Given problem:
Find each line with the word "JSON" and say how many there are, nothing else.

Items from a figure collection:
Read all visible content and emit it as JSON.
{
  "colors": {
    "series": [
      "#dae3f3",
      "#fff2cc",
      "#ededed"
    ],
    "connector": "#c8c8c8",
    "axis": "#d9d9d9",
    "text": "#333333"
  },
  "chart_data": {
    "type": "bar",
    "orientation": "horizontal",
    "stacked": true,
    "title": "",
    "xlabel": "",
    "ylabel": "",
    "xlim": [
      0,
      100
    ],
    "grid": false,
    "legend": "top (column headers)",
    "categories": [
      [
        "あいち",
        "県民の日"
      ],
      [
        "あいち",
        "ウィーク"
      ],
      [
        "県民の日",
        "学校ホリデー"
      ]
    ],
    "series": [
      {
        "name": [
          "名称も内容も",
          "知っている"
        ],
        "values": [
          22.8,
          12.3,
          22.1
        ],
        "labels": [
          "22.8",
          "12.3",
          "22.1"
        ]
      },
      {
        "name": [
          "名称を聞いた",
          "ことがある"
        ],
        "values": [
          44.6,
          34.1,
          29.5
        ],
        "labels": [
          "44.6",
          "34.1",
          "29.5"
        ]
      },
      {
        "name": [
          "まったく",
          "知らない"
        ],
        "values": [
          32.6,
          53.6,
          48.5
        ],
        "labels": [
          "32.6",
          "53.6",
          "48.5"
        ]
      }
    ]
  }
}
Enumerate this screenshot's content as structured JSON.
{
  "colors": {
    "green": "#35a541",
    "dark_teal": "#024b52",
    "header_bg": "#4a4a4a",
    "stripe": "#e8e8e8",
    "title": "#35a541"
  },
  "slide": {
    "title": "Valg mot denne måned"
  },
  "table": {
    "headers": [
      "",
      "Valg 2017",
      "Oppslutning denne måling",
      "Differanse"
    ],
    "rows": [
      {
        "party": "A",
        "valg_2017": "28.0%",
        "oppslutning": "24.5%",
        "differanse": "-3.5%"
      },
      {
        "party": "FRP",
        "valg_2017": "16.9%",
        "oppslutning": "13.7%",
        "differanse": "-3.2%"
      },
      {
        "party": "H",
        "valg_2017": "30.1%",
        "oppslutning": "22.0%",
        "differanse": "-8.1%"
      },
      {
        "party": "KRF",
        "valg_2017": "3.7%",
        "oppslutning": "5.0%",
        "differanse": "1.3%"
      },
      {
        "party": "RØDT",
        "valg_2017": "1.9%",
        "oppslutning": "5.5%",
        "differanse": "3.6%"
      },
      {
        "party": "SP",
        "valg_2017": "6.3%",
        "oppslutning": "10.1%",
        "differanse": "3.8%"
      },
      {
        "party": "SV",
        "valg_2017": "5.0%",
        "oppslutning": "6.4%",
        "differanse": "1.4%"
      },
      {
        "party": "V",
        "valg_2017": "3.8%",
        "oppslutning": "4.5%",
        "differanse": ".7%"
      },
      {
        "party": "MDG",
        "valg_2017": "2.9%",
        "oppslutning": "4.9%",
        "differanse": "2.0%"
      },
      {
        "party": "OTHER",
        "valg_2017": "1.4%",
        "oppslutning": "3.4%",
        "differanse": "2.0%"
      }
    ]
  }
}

Solution below:
2